> [Task to complete]
Scan the data for "cens" and copy the lines it appears in.
━━ Record extracts
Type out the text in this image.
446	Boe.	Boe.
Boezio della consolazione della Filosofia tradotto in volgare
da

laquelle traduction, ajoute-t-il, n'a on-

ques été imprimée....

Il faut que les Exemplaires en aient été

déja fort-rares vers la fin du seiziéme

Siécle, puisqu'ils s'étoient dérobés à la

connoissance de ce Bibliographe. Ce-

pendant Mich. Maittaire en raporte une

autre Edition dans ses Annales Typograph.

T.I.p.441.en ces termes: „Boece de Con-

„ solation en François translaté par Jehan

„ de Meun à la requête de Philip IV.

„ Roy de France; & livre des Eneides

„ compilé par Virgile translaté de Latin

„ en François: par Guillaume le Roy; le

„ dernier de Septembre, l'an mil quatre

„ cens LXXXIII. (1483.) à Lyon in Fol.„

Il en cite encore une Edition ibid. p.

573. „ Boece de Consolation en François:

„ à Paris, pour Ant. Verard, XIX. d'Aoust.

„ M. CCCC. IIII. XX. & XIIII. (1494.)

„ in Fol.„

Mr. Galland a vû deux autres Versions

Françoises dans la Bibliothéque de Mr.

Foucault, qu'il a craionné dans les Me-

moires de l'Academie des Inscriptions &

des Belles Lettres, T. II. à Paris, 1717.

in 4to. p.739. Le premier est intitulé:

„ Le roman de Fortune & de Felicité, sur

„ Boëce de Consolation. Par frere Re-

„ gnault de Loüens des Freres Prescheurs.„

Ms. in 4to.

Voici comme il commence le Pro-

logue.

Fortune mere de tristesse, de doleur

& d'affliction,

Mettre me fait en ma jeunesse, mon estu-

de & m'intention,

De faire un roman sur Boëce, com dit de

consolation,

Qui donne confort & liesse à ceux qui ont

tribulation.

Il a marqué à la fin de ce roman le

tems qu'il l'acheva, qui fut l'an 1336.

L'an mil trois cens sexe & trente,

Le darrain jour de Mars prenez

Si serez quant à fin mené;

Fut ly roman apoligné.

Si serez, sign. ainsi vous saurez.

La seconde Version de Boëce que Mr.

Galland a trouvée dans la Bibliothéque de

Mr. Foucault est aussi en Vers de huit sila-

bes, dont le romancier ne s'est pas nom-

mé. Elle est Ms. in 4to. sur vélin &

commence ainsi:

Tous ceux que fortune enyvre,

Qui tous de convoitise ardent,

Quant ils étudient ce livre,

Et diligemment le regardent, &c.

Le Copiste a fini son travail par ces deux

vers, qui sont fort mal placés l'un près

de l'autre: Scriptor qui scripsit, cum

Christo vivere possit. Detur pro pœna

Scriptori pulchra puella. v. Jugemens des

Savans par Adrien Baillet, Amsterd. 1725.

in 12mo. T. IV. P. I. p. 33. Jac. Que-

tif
━━━━
━━ Record extracts
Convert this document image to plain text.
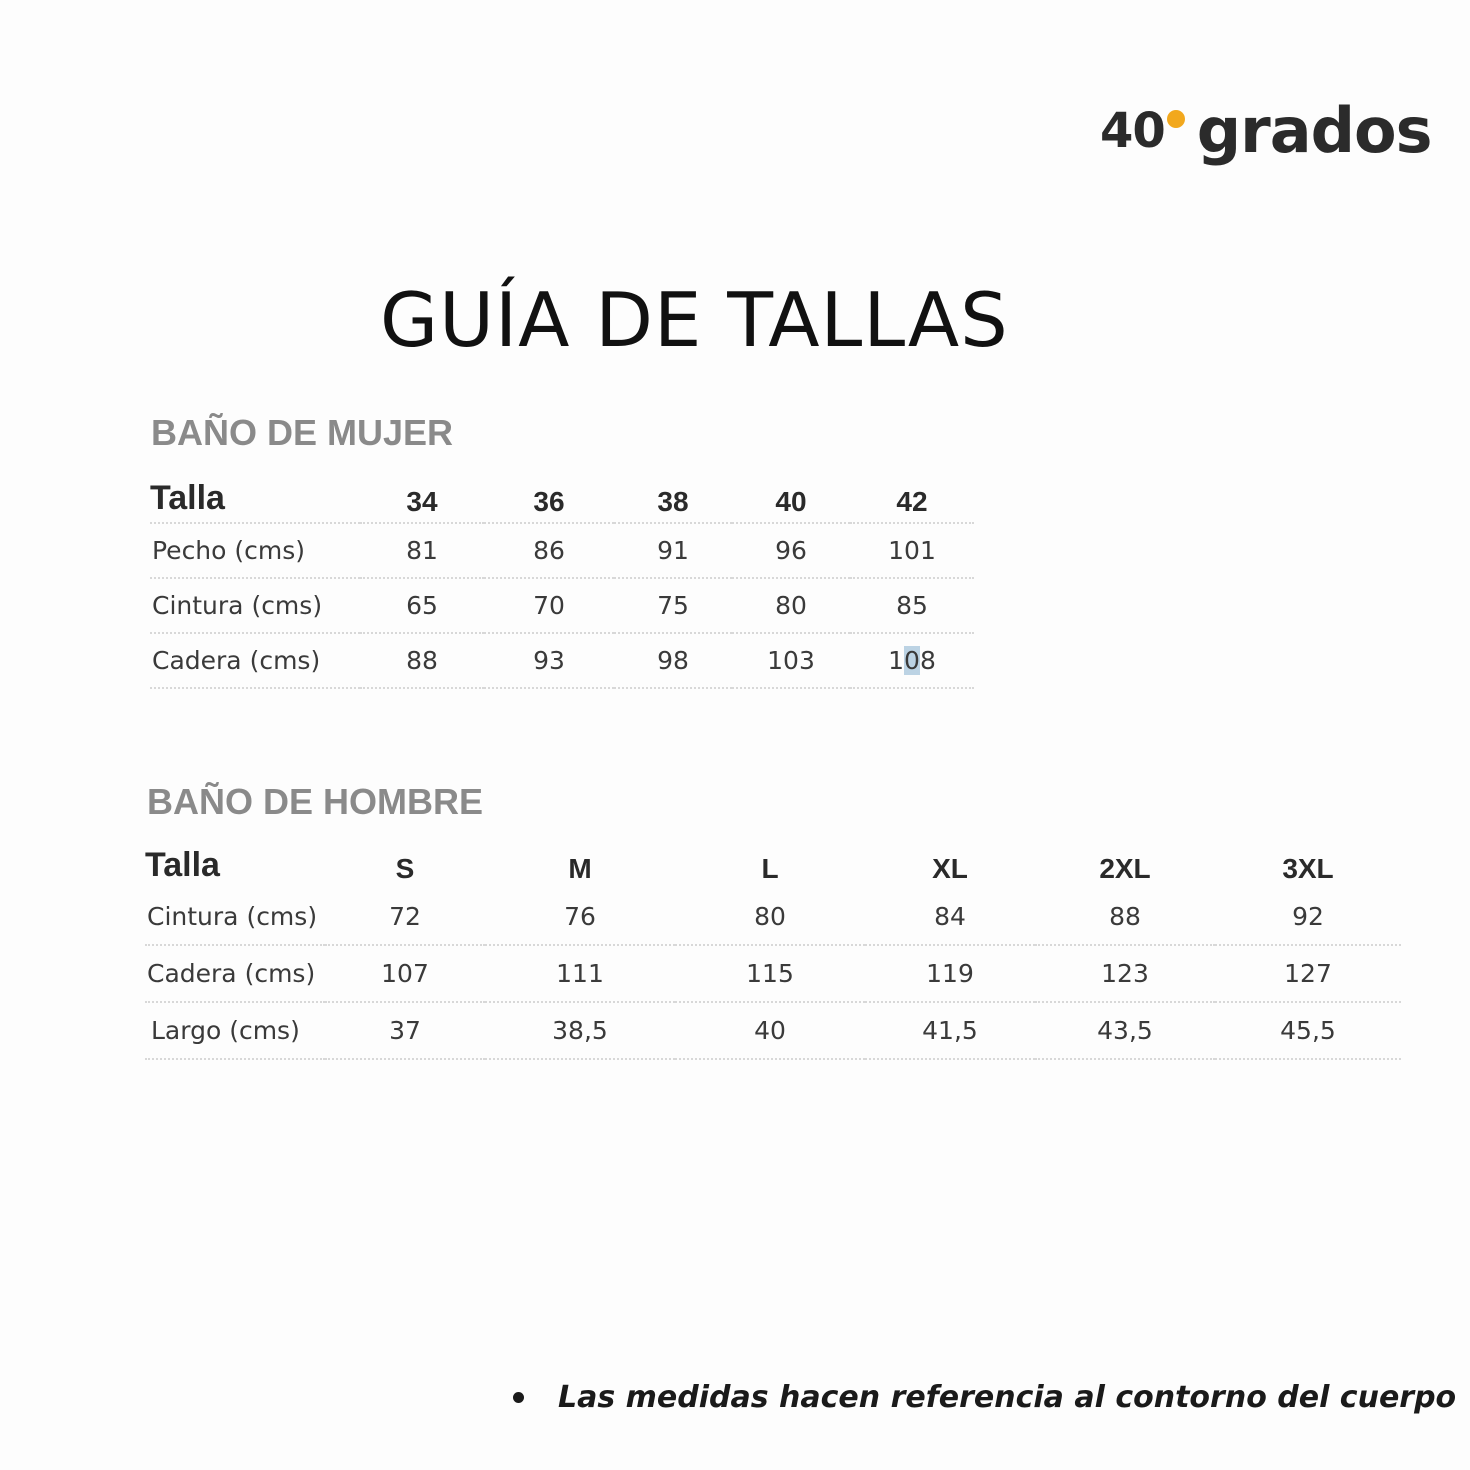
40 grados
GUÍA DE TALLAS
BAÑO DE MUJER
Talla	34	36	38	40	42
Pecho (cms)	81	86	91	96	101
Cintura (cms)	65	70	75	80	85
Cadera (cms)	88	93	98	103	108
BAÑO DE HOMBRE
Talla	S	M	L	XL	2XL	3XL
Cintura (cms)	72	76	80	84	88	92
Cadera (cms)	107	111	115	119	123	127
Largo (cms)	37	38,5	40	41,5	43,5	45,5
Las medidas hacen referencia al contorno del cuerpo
━━━━
> [Exercise response]
„ cens LXXXIII. (1483.) à Lyon in Fol.„
L'an mil trois cens sexe & trente,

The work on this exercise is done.